REQUIRED TASK>
Look over the lines below. Report each one that includes the string "xlabel".

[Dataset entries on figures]
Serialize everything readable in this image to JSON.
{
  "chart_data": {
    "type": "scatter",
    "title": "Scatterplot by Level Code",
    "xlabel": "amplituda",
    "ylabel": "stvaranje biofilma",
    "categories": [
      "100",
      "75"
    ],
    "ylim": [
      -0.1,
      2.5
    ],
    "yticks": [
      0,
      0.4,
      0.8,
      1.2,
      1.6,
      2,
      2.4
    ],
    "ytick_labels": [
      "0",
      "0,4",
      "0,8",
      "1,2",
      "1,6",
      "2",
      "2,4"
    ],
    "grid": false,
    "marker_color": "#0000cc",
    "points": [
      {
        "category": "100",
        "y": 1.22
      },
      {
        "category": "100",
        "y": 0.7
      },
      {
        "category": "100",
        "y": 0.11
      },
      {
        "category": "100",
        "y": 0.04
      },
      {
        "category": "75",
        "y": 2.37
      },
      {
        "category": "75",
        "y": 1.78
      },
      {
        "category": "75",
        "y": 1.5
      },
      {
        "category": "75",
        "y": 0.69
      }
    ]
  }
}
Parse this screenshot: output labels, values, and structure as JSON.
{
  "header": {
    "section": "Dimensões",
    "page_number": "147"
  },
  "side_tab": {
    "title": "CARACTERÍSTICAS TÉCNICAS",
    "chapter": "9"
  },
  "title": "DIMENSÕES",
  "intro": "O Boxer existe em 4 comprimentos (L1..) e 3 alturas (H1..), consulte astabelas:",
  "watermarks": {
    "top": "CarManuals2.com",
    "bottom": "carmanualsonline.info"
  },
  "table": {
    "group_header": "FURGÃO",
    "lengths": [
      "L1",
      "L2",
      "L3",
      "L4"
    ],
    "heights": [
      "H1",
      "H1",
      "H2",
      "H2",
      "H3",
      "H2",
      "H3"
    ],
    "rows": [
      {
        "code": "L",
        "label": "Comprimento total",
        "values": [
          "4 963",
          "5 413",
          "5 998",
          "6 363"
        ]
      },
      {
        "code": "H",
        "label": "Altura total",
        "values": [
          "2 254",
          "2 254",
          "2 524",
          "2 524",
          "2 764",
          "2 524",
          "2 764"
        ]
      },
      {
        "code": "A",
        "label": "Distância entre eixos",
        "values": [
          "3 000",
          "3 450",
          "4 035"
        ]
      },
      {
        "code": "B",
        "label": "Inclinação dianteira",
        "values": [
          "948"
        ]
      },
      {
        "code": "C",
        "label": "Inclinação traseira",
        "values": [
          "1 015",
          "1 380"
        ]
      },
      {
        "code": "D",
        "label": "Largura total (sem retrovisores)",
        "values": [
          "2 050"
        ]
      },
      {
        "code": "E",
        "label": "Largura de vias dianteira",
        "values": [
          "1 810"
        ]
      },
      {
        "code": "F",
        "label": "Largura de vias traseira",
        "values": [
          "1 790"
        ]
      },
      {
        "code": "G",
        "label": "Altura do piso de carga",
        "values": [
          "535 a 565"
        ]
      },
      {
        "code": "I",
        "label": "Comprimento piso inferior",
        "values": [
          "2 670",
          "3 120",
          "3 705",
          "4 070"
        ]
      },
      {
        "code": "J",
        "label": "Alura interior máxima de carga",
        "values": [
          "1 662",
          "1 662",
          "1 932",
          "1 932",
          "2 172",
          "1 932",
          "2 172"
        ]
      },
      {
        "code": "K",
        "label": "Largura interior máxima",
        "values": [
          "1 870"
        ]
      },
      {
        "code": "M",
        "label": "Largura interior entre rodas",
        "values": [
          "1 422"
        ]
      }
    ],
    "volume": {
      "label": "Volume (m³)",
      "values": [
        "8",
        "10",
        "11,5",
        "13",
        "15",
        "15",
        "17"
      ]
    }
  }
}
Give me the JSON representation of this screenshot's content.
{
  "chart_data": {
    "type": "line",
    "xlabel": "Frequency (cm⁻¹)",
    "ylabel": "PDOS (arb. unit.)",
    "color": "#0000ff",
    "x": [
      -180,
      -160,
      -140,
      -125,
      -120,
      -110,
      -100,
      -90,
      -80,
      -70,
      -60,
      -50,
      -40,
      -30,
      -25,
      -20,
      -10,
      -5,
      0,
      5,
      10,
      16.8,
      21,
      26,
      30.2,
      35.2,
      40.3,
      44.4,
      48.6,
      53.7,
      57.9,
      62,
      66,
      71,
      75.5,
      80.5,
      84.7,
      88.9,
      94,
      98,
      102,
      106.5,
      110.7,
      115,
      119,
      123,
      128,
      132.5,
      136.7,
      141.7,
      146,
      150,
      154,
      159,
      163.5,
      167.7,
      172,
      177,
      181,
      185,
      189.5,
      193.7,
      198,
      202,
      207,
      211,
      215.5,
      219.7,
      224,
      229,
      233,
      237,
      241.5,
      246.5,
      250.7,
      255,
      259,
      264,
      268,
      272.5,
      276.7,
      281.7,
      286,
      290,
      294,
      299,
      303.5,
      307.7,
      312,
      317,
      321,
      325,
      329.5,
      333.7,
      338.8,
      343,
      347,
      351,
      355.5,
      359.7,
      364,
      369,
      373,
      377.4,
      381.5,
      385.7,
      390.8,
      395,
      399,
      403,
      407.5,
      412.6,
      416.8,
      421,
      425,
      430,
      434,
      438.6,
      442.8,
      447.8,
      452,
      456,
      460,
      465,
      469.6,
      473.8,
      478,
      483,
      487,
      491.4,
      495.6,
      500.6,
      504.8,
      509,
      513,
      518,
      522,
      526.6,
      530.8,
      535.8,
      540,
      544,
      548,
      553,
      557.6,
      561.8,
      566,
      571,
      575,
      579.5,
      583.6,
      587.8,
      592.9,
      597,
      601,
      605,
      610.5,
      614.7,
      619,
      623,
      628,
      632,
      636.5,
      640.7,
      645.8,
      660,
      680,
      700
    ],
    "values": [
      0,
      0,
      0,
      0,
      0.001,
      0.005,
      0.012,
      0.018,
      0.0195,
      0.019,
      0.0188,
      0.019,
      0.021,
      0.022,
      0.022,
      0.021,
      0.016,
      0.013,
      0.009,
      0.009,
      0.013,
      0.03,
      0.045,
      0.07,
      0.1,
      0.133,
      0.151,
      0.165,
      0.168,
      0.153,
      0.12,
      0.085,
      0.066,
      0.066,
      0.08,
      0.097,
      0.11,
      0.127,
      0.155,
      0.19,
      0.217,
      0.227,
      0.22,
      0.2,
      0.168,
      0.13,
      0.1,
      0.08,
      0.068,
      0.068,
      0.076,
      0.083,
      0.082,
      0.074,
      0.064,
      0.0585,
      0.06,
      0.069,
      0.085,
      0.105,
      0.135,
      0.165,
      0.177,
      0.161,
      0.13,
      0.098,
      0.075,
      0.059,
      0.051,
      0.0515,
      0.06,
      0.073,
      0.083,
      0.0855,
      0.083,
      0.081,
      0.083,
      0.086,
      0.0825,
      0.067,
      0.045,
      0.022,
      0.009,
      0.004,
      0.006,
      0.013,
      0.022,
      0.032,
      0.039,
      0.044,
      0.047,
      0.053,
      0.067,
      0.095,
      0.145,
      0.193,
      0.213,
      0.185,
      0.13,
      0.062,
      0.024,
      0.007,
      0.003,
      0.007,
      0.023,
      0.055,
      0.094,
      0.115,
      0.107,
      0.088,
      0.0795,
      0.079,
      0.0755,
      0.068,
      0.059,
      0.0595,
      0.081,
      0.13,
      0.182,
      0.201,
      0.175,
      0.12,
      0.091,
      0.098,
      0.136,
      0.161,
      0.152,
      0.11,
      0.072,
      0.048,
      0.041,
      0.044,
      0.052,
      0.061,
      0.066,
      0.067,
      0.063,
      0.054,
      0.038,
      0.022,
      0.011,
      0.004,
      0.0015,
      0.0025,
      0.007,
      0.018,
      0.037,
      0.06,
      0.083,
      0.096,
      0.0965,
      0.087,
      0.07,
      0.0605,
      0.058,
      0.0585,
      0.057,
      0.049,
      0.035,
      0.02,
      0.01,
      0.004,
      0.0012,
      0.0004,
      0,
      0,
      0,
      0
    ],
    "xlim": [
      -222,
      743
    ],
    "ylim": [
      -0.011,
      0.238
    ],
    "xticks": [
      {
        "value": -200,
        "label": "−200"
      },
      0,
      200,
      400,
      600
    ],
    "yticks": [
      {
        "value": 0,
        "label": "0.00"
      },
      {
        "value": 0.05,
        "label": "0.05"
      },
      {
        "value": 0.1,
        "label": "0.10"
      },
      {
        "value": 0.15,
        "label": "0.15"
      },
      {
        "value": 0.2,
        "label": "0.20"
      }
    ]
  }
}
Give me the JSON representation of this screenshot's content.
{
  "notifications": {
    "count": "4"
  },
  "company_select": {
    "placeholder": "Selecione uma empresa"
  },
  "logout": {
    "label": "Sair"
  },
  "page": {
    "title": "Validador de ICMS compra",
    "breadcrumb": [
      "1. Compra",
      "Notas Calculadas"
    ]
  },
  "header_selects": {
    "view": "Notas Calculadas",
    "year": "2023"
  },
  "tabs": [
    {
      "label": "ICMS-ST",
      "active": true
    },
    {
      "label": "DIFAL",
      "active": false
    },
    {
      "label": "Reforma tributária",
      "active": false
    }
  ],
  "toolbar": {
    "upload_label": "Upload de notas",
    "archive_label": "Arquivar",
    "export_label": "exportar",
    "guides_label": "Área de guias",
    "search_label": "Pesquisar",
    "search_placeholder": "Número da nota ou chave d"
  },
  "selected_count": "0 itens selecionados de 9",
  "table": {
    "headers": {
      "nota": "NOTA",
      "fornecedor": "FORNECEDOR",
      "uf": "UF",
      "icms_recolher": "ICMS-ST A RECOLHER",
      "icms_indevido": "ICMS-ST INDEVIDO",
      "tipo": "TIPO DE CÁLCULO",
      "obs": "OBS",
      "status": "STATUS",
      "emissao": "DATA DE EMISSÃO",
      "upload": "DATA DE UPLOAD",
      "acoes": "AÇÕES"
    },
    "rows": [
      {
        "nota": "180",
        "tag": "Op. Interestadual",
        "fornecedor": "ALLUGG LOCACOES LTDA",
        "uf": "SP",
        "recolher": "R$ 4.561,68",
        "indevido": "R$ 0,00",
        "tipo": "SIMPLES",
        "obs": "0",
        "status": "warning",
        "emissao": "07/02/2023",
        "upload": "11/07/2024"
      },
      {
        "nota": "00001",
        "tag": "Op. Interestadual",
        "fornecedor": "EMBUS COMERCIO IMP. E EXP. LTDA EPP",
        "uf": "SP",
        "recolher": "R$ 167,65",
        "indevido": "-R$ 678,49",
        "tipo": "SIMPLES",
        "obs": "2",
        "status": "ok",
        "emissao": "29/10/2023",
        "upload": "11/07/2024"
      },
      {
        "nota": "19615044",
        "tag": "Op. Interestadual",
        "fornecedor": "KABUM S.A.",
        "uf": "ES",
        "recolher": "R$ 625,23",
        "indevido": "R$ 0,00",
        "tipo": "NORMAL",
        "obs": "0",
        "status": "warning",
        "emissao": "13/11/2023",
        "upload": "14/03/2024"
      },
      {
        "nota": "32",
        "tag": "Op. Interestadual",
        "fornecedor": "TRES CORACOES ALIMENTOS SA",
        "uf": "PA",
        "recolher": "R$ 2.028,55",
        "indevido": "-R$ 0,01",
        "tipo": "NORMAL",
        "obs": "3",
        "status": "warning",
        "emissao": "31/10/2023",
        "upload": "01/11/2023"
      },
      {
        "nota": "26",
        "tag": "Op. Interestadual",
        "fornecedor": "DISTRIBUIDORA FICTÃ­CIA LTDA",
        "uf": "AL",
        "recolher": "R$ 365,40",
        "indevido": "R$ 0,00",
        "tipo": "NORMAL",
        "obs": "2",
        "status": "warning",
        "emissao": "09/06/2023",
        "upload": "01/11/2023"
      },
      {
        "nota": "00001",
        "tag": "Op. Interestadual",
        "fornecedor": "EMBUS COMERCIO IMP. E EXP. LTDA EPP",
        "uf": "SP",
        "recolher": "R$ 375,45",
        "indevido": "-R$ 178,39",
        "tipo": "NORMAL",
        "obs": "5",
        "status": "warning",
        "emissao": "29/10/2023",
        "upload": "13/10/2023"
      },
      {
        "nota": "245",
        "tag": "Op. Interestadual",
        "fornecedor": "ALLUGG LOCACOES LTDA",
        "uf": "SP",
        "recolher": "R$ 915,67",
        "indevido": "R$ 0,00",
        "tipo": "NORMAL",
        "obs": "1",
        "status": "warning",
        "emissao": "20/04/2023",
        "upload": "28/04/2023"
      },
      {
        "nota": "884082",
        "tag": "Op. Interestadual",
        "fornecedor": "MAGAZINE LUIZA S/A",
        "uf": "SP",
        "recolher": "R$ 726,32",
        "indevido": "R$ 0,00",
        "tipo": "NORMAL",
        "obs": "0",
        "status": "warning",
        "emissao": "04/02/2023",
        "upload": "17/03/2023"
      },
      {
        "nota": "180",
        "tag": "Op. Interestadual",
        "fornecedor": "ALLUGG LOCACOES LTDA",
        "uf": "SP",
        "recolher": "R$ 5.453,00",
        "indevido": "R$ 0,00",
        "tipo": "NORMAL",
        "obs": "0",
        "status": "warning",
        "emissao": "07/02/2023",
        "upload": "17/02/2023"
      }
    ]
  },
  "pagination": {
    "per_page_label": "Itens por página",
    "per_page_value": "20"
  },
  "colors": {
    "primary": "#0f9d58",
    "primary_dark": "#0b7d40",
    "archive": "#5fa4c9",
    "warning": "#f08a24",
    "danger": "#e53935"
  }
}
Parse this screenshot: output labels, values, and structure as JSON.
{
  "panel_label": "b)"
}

RESULT FOR THIS TASK>
    "xlabel": "amplituda",
    "xlabel": "Frequency (cm⁻¹)",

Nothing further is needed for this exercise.